- **WRITTEN EXERCISE**:
Leaving out every picture, quote the data below exactly as it appears.

◇ ◇ ◇

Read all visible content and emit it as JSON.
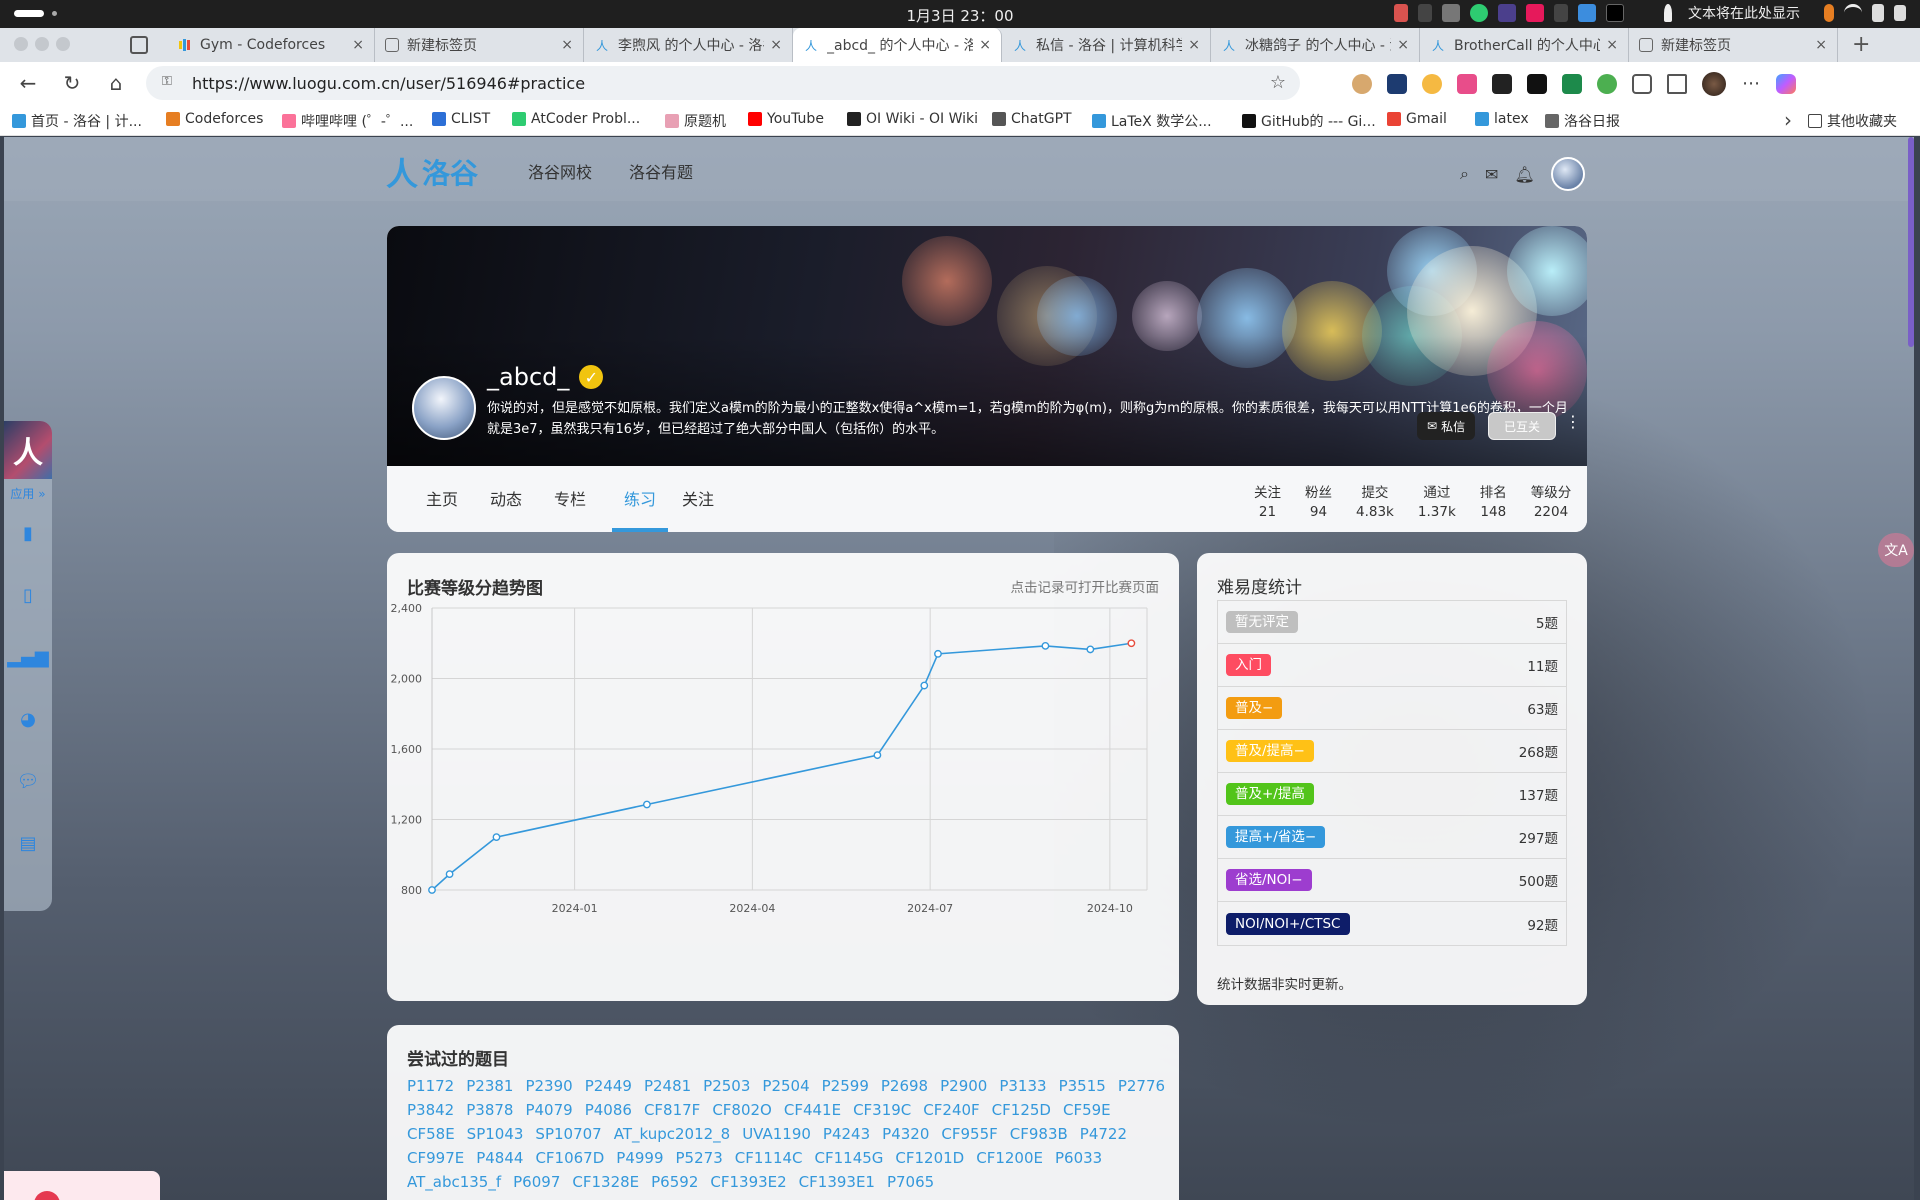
{
  "os": {
    "clock": "1月3日  23：00",
    "input_hint": "文本将在此处显示"
  },
  "tabs": [
    {
      "title": "Gym - Codeforces",
      "icon": "codeforces-icon",
      "active": false
    },
    {
      "title": "新建标签页",
      "icon": "newtab-icon",
      "active": false
    },
    {
      "title": "李煦风 的个人中心 - 洛谷",
      "icon": "luogu-icon",
      "active": false
    },
    {
      "title": "_abcd_ 的个人中心 - 洛谷",
      "icon": "luogu-icon",
      "active": true
    },
    {
      "title": "私信 - 洛谷 | 计算机科学",
      "icon": "luogu-icon",
      "active": false
    },
    {
      "title": "冰糖鸽子 的个人中心 - 洛谷",
      "icon": "luogu-icon",
      "active": false
    },
    {
      "title": "BrotherCall 的个人中心 - 洛谷",
      "icon": "luogu-icon",
      "active": false
    },
    {
      "title": "新建标签页",
      "icon": "newtab-icon",
      "active": false
    }
  ],
  "address": {
    "url": "https://www.luogu.com.cn/user/516946#practice"
  },
  "bookmarks": [
    {
      "label": "首页 - 洛谷 | 计...",
      "color": "#3498db"
    },
    {
      "label": "Codeforces",
      "color": "#e67e22"
    },
    {
      "label": "哔哩哔哩 (゜-゜...",
      "color": "#fb7299"
    },
    {
      "label": "CLIST",
      "color": "#2c6fd6"
    },
    {
      "label": "AtCoder Probl...",
      "color": "#2ecc71"
    },
    {
      "label": "原题机",
      "color": "#e8a0b4"
    },
    {
      "label": "YouTube",
      "color": "#ff0000"
    },
    {
      "label": "OI Wiki - OI Wiki",
      "color": "#222222"
    },
    {
      "label": "ChatGPT",
      "color": "#555555"
    },
    {
      "label": "LaTeX 数学公...",
      "color": "#3498db"
    },
    {
      "label": "GitHub的 --- Gi...",
      "color": "#111111"
    },
    {
      "label": "Gmail",
      "color": "#ea4335"
    },
    {
      "label": "latex",
      "color": "#3498db"
    },
    {
      "label": "洛谷日报",
      "color": "#666666"
    }
  ],
  "bookmarks_other": "其他收藏夹",
  "site": {
    "logo": "洛谷",
    "nav": [
      "洛谷网校",
      "洛谷有题"
    ]
  },
  "dock": {
    "label": "应用 »",
    "icons": [
      "book-icon",
      "clipboard-icon",
      "bar-chart-icon",
      "pie-chart-icon",
      "chat-icon",
      "news-icon"
    ]
  },
  "profile": {
    "username": "_abcd_",
    "bio": "你说的对，但是感觉不如原根。我们定义a模m的阶为最小的正整数x使得a^x模m=1，若g模m的阶为φ(m)，则称g为m的原根。你的素质很差，我每天可以用NTT计算1e6的卷积，一个月就是3e7，虽然我只有16岁，但已经超过了绝大部分中国人（包括你）的水平。",
    "pm_label": "私信",
    "follow_label": "已互关",
    "tabs": [
      "主页",
      "动态",
      "专栏",
      "练习",
      "关注"
    ],
    "active_tab": "练习",
    "stats": [
      {
        "label": "关注",
        "value": "21"
      },
      {
        "label": "粉丝",
        "value": "94"
      },
      {
        "label": "提交",
        "value": "4.83k"
      },
      {
        "label": "通过",
        "value": "1.37k"
      },
      {
        "label": "排名",
        "value": "148"
      },
      {
        "label": "等级分",
        "value": "2204"
      }
    ]
  },
  "chart_card": {
    "title": "比赛等级分趋势图",
    "hint": "点击记录可打开比赛页面"
  },
  "chart_data": {
    "type": "line",
    "title": "比赛等级分趋势图",
    "xlabel": "",
    "ylabel": "",
    "x_ticks": [
      "2024-01",
      "2024-04",
      "2024-07",
      "2024-10"
    ],
    "y_ticks": [
      "800",
      "1,200",
      "1,600",
      "2,000",
      "2,400"
    ],
    "ylim": [
      800,
      2400
    ],
    "x_range": [
      "2023-10-20",
      "2024-10-20"
    ],
    "series": [
      {
        "x": [
          "2023-10-20",
          "2023-10-29",
          "2023-11-22",
          "2024-02-07",
          "2024-06-04",
          "2024-06-28",
          "2024-07-05",
          "2024-08-29",
          "2024-09-21",
          "2024-10-12"
        ],
        "values": [
          800,
          890,
          1100,
          1285,
          1565,
          1960,
          2140,
          2185,
          2165,
          2200
        ],
        "color": "#3498db",
        "last_point_color": "#e74c3c"
      }
    ],
    "grid": true
  },
  "difficulty": {
    "title": "难易度统计",
    "rows": [
      {
        "label": "暂无评定",
        "count": "5题",
        "color": "#bfbfbf"
      },
      {
        "label": "入门",
        "count": "11题",
        "color": "#fe4c61"
      },
      {
        "label": "普及−",
        "count": "63题",
        "color": "#f39c11"
      },
      {
        "label": "普及/提高−",
        "count": "268题",
        "color": "#ffc116"
      },
      {
        "label": "普及+/提高",
        "count": "137题",
        "color": "#52c41a"
      },
      {
        "label": "提高+/省选−",
        "count": "297题",
        "color": "#3498db"
      },
      {
        "label": "省选/NOI−",
        "count": "500题",
        "color": "#9d3dcf"
      },
      {
        "label": "NOI/NOI+/CTSC",
        "count": "92题",
        "color": "#0e1d69"
      }
    ],
    "note": "统计数据非实时更新。"
  },
  "problems": {
    "title": "尝试过的题目",
    "items": [
      "P1172",
      "P2381",
      "P2390",
      "P2449",
      "P2481",
      "P2503",
      "P2504",
      "P2599",
      "P2698",
      "P2900",
      "P3133",
      "P3515",
      "P2776",
      "P3842",
      "P3878",
      "P4079",
      "P4086",
      "CF817F",
      "CF802O",
      "CF441E",
      "CF319C",
      "CF240F",
      "CF125D",
      "CF59E",
      "CF58E",
      "SP1043",
      "SP10707",
      "AT_kupc2012_8",
      "UVA1190",
      "P4243",
      "P4320",
      "CF955F",
      "CF983B",
      "P4722",
      "CF997E",
      "P4844",
      "CF1067D",
      "P4999",
      "P5273",
      "CF1114C",
      "CF1145G",
      "CF1201D",
      "CF1200E",
      "P6033",
      "AT_abc135_f",
      "P6097",
      "CF1328E",
      "P6592",
      "CF1393E2",
      "CF1393E1",
      "P7065"
    ]
  }
}
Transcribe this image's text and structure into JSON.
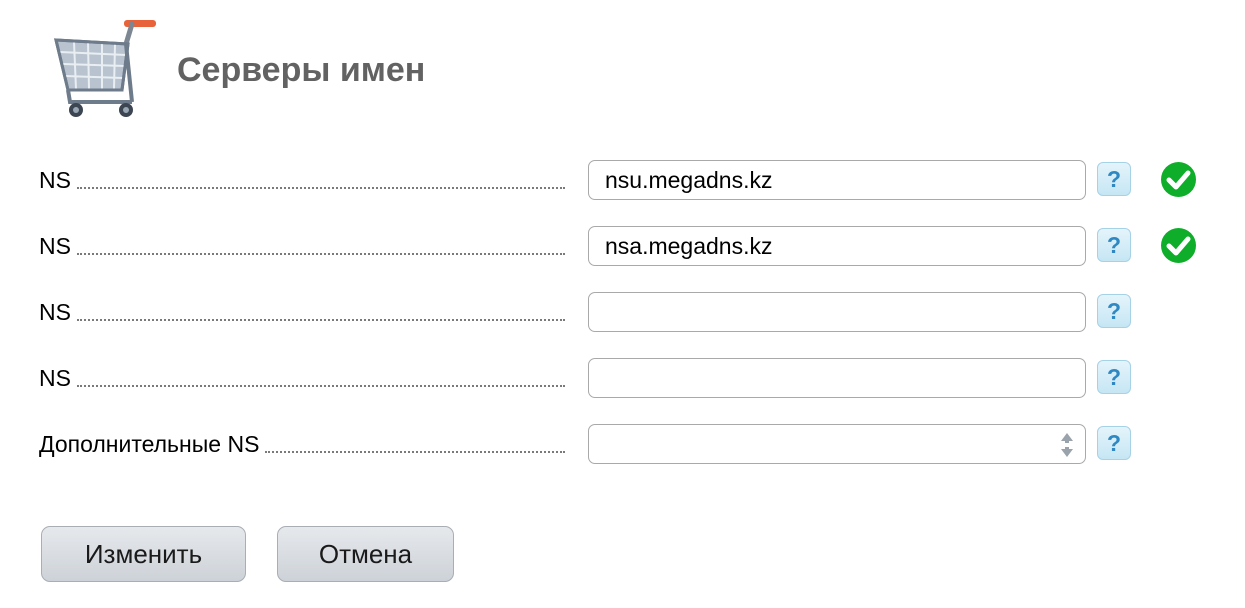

◇ ◇ ◇

- **TASK RESULT**:
Read all visible content and emit it as JSON.
{
  "os": {
    "clock": "1月3日  23：00",
    "input_hint": "文本将在此处显示"
  },
  "tabs": [
    {
      "title": "Gym - Codeforces",
      "icon": "codeforces-icon",
      "active": false
    },
    {
      "title": "新建标签页",
      "icon": "newtab-icon",
      "active": false
    },
    {
      "title": "李煦风 的个人中心 - 洛谷",
      "icon": "luogu-icon",
      "active": false
    },
    {
      "title": "_abcd_ 的个人中心 - 洛谷",
      "icon": "luogu-icon",
      "active": true
    },
    {
      "title": "私信 - 洛谷 | 计算机科学",
      "icon": "luogu-icon",
      "active": false
    },
    {
      "title": "冰糖鸽子 的个人中心 - 洛谷",
      "icon": "luogu-icon",
      "active": false
    },
    {
      "title": "BrotherCall 的个人中心 - 洛谷",
      "icon": "luogu-icon",
      "active": false
    },
    {
      "title": "新建标签页",
      "icon": "newtab-icon",
      "active": false
    }
  ],
  "address": {
    "url": "https://www.luogu.com.cn/user/516946#practice"
  },
  "bookmarks": [
    {
      "label": "首页 - 洛谷 | 计...",
      "color": "#3498db"
    },
    {
      "label": "Codeforces",
      "color": "#e67e22"
    },
    {
      "label": "哔哩哔哩 (゜-゜...",
      "color": "#fb7299"
    },
    {
      "label": "CLIST",
      "color": "#2c6fd6"
    },
    {
      "label": "AtCoder Probl...",
      "color": "#2ecc71"
    },
    {
      "label": "原题机",
      "color": "#e8a0b4"
    },
    {
      "label": "YouTube",
      "color": "#ff0000"
    },
    {
      "label": "OI Wiki - OI Wiki",
      "color": "#222222"
    },
    {
      "label": "ChatGPT",
      "color": "#555555"
    },
    {
      "label": "LaTeX 数学公...",
      "color": "#3498db"
    },
    {
      "label": "GitHub的 --- Gi...",
      "color": "#111111"
    },
    {
      "label": "Gmail",
      "color": "#ea4335"
    },
    {
      "label": "latex",
      "color": "#3498db"
    },
    {
      "label": "洛谷日报",
      "color": "#666666"
    }
  ],
  "bookmarks_other": "其他收藏夹",
  "site": {
    "logo": "洛谷",
    "nav": [
      "洛谷网校",
      "洛谷有题"
    ]
  },
  "dock": {
    "label": "应用 »",
    "icons": [
      "book-icon",
      "clipboard-icon",
      "bar-chart-icon",
      "pie-chart-icon",
      "chat-icon",
      "news-icon"
    ]
  },
  "profile": {
    "username": "_abcd_",
    "bio": "你说的对，但是感觉不如原根。我们定义a模m的阶为最小的正整数x使得a^x模m=1，若g模m的阶为φ(m)，则称g为m的原根。你的素质很差，我每天可以用NTT计算1e6的卷积，一个月就是3e7，虽然我只有16岁，但已经超过了绝大部分中国人（包括你）的水平。",
    "pm_label": "私信",
    "follow_label": "已互关",
    "tabs": [
      "主页",
      "动态",
      "专栏",
      "练习",
      "关注"
    ],
    "active_tab": "练习",
    "stats": [
      {
        "label": "关注",
        "value": "21"
      },
      {
        "label": "粉丝",
        "value": "94"
      },
      {
        "label": "提交",
        "value": "4.83k"
      },
      {
        "label": "通过",
        "value": "1.37k"
      },
      {
        "label": "排名",
        "value": "148"
      },
      {
        "label": "等级分",
        "value": "2204"
      }
    ]
  },
  "chart_card": {
    "title": "比赛等级分趋势图",
    "hint": "点击记录可打开比赛页面"
  },
  "chart_data": {
    "type": "line",
    "title": "比赛等级分趋势图",
    "xlabel": "",
    "ylabel": "",
    "x_ticks": [
      "2024-01",
      "2024-04",
      "2024-07",
      "2024-10"
    ],
    "y_ticks": [
      "800",
      "1,200",
      "1,600",
      "2,000",
      "2,400"
    ],
    "ylim": [
      800,
      2400
    ],
    "x_range": [
      "2023-10-20",
      "2024-10-20"
    ],
    "series": [
      {
        "x": [
          "2023-10-20",
          "2023-10-29",
          "2023-11-22",
          "2024-02-07",
          "2024-06-04",
          "2024-06-28",
          "2024-07-05",
          "2024-08-29",
          "2024-09-21",
          "2024-10-12"
        ],
        "values": [
          800,
          890,
          1100,
          1285,
          1565,
          1960,
          2140,
          2185,
          2165,
          2200
        ],
        "color": "#3498db",
        "last_point_color": "#e74c3c"
      }
    ],
    "grid": true
  },
  "difficulty": {
    "title": "难易度统计",
    "rows": [
      {
        "label": "暂无评定",
        "count": "5题",
        "color": "#bfbfbf"
      },
      {
        "label": "入门",
        "count": "11题",
        "color": "#fe4c61"
      },
      {
        "label": "普及−",
        "count": "63题",
        "color": "#f39c11"
      },
      {
        "label": "普及/提高−",
        "count": "268题",
        "color": "#ffc116"
      },
      {
        "label": "普及+/提高",
        "count": "137题",
        "color": "#52c41a"
      },
      {
        "label": "提高+/省选−",
        "count": "297题",
        "color": "#3498db"
      },
      {
        "label": "省选/NOI−",
        "count": "500题",
        "color": "#9d3dcf"
      },
      {
        "label": "NOI/NOI+/CTSC",
        "count": "92题",
        "color": "#0e1d69"
      }
    ],
    "note": "统计数据非实时更新。"
  },
  "problems": {
    "title": "尝试过的题目",
    "items": [
      "P1172",
      "P2381",
      "P2390",
      "P2449",
      "P2481",
      "P2503",
      "P2504",
      "P2599",
      "P2698",
      "P2900",
      "P3133",
      "P3515",
      "P2776",
      "P3842",
      "P3878",
      "P4079",
      "P4086",
      "CF817F",
      "CF802O",
      "CF441E",
      "CF319C",
      "CF240F",
      "CF125D",
      "CF59E",
      "CF58E",
      "SP1043",
      "SP10707",
      "AT_kupc2012_8",
      "UVA1190",
      "P4243",
      "P4320",
      "CF955F",
      "CF983B",
      "P4722",
      "CF997E",
      "P4844",
      "CF1067D",
      "P4999",
      "P5273",
      "CF1114C",
      "CF1145G",
      "CF1201D",
      "CF1200E",
      "P6033",
      "AT_abc135_f",
      "P6097",
      "CF1328E",
      "P6592",
      "CF1393E2",
      "CF1393E1",
      "P7065"
    ]
  }
}
Transcribe this image's text and structure into JSON.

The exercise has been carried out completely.